Aim – Copy out each line featuring the string "JSON" from the entries beneath.

Data to process –
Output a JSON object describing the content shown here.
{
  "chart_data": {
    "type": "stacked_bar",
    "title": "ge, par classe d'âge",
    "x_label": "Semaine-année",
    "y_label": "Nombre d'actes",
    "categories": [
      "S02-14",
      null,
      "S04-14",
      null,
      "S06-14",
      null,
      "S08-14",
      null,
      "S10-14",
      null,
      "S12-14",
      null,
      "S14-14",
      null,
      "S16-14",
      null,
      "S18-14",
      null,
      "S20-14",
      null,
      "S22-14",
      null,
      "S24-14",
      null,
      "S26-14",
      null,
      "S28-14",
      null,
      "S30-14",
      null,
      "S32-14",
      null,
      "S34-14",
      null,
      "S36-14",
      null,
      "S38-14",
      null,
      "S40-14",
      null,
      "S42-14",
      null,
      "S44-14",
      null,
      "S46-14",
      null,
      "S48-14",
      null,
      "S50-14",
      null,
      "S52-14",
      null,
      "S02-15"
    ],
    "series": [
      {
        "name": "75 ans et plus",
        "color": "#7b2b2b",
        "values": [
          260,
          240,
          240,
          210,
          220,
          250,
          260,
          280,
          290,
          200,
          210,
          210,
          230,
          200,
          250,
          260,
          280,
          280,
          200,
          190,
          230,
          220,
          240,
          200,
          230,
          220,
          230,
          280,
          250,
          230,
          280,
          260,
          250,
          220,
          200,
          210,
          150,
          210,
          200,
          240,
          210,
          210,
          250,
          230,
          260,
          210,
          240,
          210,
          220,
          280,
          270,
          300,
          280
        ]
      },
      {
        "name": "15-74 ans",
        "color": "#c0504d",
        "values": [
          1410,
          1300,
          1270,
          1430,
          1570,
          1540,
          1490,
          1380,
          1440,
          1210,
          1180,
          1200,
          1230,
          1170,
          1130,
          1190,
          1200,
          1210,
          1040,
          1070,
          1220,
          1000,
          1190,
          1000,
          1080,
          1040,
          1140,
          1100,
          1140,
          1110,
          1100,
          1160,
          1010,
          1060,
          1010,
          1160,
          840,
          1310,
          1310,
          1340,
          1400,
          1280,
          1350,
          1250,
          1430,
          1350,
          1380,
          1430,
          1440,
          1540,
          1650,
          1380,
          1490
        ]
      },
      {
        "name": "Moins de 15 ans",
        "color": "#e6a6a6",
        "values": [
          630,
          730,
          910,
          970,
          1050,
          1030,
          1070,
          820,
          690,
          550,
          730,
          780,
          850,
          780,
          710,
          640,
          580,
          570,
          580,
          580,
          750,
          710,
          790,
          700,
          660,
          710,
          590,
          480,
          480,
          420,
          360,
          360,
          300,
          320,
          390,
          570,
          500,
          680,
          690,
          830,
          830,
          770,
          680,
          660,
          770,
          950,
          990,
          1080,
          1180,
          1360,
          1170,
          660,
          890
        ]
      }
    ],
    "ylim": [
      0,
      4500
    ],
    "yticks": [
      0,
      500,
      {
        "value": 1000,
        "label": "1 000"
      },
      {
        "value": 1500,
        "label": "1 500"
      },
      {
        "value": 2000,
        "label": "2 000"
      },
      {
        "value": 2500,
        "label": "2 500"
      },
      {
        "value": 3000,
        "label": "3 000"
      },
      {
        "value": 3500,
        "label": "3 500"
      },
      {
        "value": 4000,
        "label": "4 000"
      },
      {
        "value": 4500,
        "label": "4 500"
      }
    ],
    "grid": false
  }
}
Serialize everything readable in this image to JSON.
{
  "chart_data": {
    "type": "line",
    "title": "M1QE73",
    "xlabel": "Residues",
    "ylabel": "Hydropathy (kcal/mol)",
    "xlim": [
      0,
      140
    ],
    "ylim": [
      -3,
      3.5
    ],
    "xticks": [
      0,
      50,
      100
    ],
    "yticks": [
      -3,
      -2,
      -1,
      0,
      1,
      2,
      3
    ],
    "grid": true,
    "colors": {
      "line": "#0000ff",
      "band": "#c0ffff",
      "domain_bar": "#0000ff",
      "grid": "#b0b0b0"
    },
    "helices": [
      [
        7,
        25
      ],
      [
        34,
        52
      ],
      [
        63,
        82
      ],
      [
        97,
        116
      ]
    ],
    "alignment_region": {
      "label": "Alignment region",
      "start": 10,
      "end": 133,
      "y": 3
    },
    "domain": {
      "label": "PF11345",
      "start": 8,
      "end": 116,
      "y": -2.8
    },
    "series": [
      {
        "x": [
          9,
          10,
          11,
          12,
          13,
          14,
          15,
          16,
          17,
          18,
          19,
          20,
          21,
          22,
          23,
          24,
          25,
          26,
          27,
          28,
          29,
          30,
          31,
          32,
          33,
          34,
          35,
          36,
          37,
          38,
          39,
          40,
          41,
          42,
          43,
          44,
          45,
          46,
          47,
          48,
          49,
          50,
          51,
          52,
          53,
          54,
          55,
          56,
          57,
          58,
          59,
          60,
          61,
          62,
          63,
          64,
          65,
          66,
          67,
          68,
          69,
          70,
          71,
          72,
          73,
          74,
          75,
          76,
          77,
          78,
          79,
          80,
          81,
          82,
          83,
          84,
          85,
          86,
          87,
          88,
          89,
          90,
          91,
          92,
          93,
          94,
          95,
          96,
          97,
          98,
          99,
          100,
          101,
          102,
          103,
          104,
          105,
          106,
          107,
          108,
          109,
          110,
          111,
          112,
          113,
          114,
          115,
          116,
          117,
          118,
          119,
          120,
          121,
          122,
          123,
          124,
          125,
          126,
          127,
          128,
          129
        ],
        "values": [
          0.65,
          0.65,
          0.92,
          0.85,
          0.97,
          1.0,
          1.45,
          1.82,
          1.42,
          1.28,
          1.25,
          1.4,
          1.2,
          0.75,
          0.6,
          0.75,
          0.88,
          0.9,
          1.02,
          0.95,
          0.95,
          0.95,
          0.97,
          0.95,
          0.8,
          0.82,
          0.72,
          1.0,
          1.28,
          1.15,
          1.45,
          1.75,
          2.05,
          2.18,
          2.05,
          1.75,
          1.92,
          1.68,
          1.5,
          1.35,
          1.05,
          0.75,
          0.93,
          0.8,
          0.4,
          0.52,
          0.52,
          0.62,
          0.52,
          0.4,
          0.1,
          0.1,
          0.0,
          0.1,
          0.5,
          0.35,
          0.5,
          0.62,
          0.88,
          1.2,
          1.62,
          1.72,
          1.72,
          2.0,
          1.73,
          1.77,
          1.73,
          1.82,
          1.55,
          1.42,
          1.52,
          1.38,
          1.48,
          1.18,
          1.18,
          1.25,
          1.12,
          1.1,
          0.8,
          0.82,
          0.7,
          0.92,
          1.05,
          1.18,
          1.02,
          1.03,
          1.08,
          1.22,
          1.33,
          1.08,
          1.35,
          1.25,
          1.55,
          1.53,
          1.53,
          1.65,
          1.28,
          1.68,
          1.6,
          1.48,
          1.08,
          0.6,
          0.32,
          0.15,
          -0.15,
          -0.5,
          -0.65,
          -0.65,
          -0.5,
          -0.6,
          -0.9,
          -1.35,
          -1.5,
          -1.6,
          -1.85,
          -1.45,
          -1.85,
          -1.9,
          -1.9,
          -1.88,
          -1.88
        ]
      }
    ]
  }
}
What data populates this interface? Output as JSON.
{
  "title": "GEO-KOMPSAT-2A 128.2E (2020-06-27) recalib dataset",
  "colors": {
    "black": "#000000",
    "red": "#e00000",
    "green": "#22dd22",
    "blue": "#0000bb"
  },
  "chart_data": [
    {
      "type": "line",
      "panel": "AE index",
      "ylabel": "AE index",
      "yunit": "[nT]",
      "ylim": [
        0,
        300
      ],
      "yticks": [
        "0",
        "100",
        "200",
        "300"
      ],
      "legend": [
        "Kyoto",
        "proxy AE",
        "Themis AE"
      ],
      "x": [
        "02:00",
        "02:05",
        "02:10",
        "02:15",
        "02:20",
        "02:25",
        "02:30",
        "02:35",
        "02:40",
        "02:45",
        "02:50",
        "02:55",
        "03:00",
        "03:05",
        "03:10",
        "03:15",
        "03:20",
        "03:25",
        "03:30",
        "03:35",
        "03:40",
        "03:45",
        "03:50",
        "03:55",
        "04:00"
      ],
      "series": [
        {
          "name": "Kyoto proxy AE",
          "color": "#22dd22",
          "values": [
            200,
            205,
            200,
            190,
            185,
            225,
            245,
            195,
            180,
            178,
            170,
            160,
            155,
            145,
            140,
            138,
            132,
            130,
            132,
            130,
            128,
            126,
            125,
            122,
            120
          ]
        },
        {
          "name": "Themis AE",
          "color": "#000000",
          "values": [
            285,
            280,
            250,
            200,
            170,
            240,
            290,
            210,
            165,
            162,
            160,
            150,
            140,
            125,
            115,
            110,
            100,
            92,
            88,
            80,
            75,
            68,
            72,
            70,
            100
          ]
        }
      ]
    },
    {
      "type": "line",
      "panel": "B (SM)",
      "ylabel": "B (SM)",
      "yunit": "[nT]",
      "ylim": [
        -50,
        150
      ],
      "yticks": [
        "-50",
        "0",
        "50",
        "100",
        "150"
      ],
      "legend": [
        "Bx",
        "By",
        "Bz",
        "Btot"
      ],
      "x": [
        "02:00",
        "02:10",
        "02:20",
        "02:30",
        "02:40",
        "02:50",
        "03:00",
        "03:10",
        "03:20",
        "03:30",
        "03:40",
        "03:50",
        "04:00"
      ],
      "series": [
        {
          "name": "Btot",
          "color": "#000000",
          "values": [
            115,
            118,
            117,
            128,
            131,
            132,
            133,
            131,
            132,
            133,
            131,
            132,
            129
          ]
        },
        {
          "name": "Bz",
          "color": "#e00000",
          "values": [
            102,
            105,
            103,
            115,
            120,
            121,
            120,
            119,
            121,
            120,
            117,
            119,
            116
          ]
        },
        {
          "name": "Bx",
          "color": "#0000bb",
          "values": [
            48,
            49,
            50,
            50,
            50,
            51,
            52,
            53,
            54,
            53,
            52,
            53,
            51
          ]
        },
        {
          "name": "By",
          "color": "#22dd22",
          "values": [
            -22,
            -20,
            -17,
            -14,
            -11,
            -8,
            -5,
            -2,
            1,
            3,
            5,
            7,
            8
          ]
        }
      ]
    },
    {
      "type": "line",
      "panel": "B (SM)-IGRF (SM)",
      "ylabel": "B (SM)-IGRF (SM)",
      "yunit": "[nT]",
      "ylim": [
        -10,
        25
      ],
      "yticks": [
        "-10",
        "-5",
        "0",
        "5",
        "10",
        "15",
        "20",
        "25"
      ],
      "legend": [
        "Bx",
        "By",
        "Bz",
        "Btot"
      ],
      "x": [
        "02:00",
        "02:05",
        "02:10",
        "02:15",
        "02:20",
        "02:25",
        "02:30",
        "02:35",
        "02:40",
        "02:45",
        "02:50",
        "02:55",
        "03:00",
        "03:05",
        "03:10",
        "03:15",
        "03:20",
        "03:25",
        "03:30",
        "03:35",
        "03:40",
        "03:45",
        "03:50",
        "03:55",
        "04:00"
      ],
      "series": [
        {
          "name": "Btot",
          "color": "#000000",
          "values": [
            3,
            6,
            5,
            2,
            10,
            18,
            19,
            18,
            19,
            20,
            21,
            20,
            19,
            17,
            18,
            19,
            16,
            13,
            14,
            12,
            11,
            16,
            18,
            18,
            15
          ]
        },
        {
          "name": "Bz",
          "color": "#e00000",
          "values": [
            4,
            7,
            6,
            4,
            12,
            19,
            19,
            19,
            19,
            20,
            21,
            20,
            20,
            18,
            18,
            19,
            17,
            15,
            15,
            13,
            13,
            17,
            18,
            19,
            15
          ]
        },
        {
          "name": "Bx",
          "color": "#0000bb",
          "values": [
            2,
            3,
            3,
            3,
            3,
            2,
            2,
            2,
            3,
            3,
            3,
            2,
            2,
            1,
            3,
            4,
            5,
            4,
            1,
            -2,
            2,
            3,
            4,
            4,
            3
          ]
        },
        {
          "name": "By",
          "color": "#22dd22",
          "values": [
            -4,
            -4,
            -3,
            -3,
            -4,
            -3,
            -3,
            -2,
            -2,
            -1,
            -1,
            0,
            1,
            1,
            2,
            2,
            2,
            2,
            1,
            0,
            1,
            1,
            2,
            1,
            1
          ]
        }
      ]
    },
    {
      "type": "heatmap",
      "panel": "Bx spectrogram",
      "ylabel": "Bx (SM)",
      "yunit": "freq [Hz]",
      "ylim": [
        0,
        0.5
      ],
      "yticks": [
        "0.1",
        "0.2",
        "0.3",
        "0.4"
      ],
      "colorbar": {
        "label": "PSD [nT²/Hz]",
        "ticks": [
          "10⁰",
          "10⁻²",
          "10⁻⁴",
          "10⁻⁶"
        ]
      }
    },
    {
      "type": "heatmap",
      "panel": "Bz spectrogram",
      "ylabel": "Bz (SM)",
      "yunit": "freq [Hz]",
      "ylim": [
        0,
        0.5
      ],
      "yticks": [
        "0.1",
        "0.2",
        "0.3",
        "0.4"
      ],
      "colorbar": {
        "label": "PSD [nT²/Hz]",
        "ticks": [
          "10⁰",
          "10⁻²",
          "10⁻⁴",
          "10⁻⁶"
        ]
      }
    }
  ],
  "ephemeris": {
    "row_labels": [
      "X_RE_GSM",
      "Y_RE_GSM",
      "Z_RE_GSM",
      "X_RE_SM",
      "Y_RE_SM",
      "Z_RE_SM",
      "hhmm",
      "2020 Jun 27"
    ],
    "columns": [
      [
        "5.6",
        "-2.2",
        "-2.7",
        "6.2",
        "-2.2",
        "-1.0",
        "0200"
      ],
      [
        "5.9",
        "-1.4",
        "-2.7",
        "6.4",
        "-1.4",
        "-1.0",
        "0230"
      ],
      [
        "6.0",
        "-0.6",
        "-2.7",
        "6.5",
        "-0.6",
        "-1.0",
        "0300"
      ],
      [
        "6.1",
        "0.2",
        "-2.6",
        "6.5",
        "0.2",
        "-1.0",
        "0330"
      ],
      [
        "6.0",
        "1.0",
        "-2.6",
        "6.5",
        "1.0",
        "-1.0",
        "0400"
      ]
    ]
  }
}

Task answer –
Output a JSON object describing the content shown here.
Serialize everything readable in this image to JSON.
What data populates this interface? Output as JSON.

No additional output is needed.